[Source data]
[Begin]

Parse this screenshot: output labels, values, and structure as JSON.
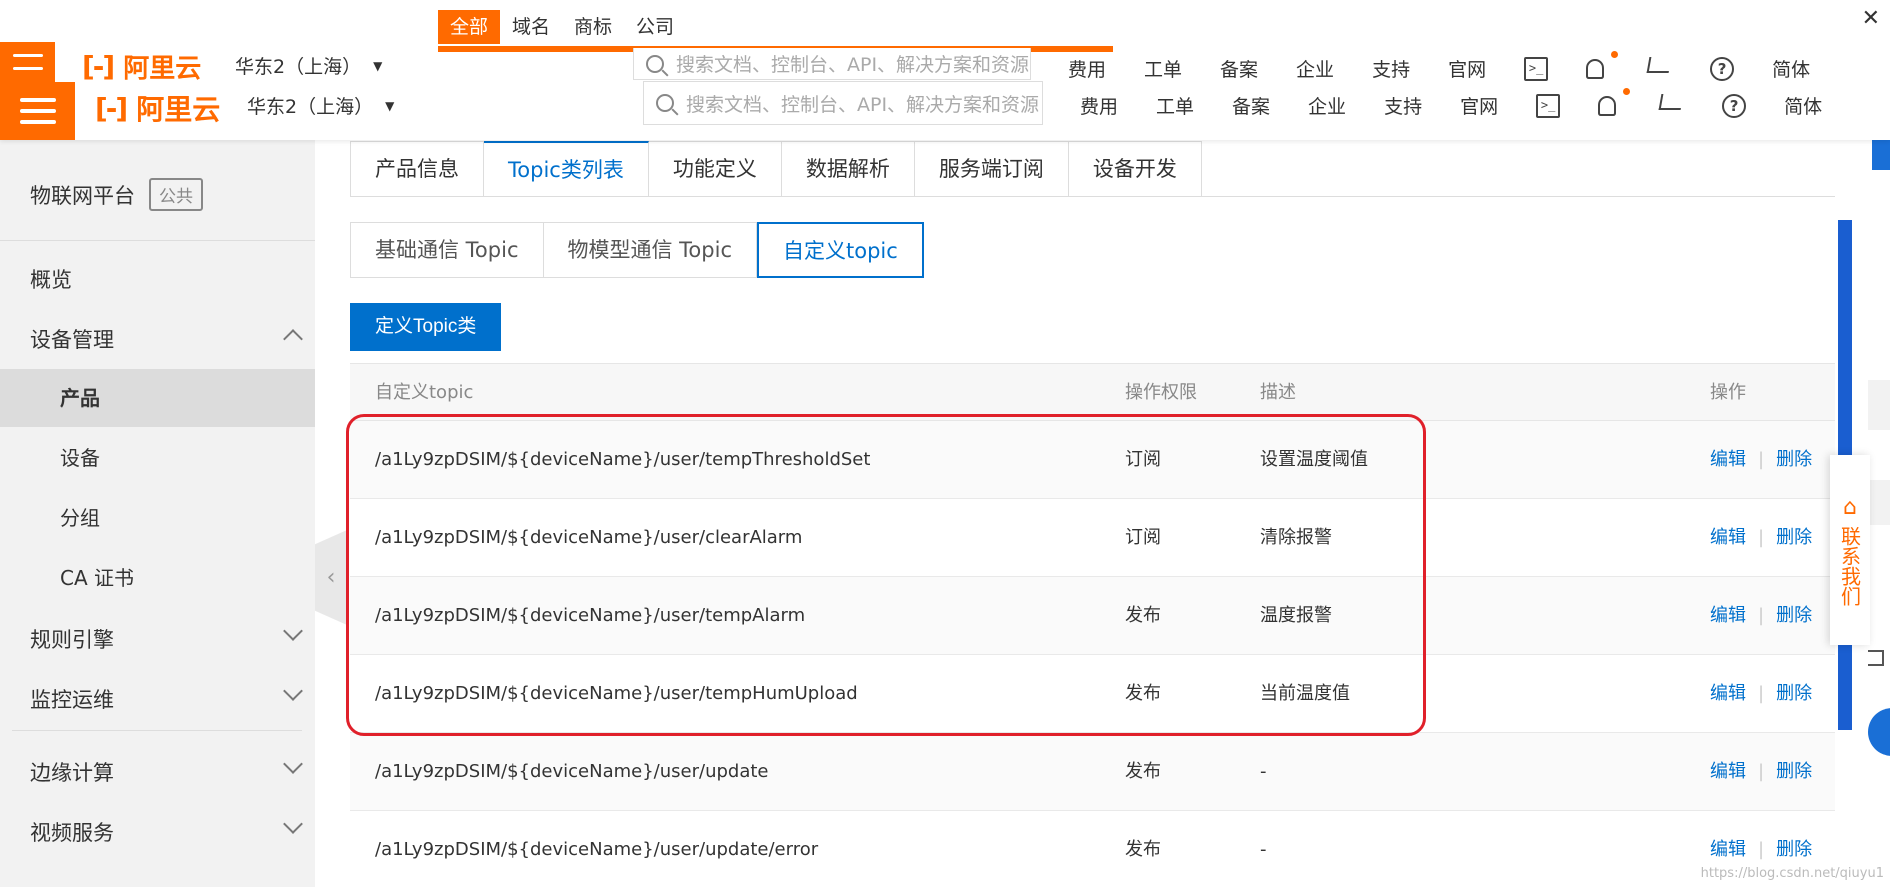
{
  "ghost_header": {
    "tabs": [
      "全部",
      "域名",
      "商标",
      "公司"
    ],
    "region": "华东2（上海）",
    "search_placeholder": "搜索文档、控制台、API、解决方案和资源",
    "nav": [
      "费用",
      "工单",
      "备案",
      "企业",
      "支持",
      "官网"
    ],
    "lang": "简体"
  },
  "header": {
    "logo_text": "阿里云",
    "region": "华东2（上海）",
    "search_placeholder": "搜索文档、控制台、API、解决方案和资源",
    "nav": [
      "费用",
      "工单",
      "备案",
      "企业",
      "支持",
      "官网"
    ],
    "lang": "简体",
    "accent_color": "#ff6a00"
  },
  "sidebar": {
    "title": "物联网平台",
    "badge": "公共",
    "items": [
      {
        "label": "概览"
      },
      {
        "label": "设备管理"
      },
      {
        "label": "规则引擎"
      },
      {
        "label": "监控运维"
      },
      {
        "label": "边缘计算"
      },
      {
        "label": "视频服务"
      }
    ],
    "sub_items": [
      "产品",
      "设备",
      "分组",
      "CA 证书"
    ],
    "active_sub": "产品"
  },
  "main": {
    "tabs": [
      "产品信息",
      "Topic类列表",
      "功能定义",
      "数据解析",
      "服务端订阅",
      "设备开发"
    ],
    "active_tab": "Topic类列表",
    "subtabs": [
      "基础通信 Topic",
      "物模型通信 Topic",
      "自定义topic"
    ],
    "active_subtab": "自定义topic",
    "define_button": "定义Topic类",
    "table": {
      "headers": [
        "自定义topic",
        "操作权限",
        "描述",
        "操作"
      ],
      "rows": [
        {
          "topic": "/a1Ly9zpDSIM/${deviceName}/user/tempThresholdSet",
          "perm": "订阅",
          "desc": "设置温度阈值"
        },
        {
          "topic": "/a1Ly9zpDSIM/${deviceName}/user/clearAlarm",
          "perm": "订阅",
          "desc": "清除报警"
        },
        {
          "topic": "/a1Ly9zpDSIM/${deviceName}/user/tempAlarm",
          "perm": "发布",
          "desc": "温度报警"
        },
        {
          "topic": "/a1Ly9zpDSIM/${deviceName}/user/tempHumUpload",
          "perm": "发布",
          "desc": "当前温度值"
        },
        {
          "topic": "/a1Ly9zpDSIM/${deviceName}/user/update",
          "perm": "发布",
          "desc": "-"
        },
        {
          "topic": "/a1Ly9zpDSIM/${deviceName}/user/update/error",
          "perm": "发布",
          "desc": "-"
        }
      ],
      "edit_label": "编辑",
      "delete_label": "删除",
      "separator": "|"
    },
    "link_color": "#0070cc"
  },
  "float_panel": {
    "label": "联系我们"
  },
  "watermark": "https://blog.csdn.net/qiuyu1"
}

[End]
[Begin]

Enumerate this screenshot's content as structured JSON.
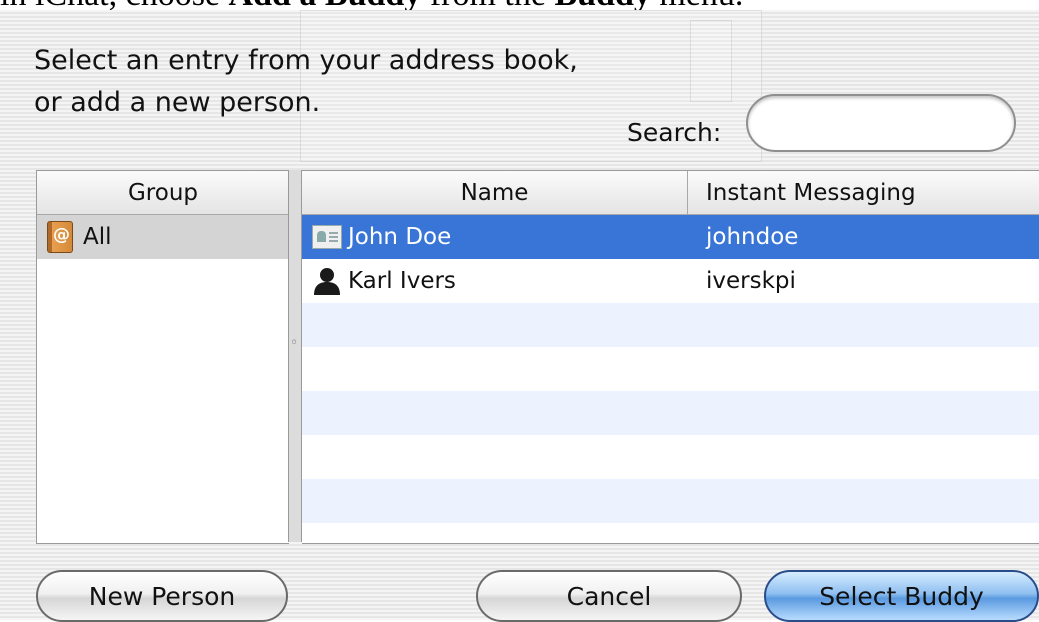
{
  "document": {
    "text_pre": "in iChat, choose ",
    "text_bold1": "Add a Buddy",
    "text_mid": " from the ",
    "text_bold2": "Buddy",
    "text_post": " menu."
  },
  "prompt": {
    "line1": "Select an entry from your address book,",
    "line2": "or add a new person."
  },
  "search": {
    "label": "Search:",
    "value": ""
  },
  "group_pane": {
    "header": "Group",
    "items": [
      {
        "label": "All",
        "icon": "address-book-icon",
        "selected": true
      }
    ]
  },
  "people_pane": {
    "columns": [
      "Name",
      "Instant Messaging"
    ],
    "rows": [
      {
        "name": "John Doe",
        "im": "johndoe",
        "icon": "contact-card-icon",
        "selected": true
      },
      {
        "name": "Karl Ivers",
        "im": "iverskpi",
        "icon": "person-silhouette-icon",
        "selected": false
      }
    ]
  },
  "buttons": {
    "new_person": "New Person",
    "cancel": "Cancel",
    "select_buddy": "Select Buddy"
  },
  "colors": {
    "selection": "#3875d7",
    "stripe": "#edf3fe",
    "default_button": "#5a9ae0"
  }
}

[End]
[Begin]

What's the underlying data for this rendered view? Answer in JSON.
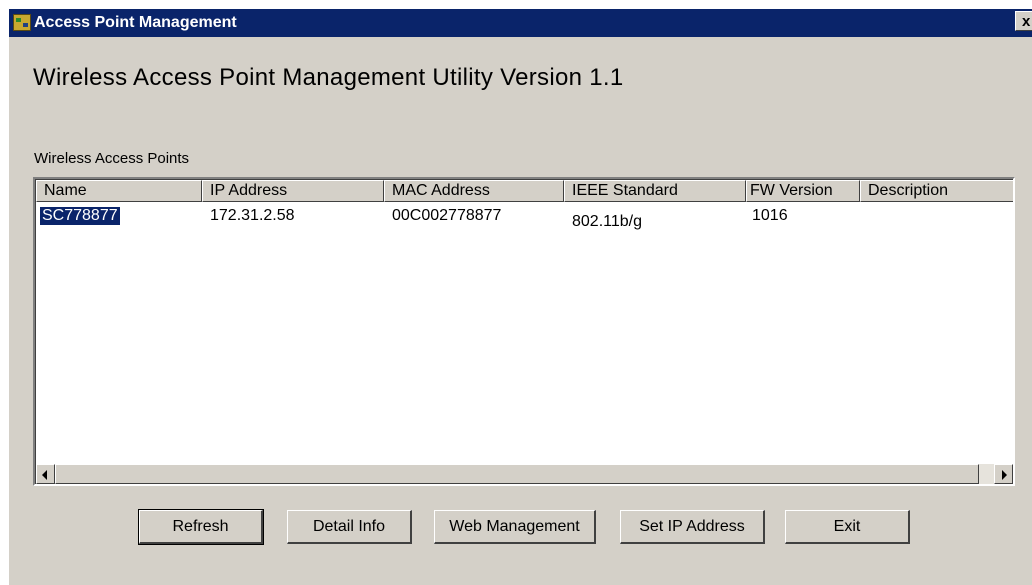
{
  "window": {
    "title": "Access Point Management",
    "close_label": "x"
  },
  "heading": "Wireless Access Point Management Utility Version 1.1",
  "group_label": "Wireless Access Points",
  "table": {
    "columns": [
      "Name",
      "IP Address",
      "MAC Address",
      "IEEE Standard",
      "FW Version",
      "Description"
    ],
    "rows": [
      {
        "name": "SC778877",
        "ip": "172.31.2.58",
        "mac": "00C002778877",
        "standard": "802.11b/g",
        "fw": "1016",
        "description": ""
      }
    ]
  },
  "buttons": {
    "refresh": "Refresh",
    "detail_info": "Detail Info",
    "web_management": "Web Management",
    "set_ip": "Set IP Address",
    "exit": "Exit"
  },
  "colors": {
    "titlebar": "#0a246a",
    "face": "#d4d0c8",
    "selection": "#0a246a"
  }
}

[End]

What to produce – Find and copy every line in the entries above where the string "user" occurs.

Response to the task –
          "topic": "/a1Ly9zpDSIM/${deviceName}/user/tempThresholdSet",
          "topic": "/a1Ly9zpDSIM/${deviceName}/user/clearAlarm",
          "topic": "/a1Ly9zpDSIM/${deviceName}/user/tempAlarm",
          "topic": "/a1Ly9zpDSIM/${deviceName}/user/tempHumUpload",
          "topic": "/a1Ly9zpDSIM/${deviceName}/user/update",
          "topic": "/a1Ly9zpDSIM/${deviceName}/user/update/error",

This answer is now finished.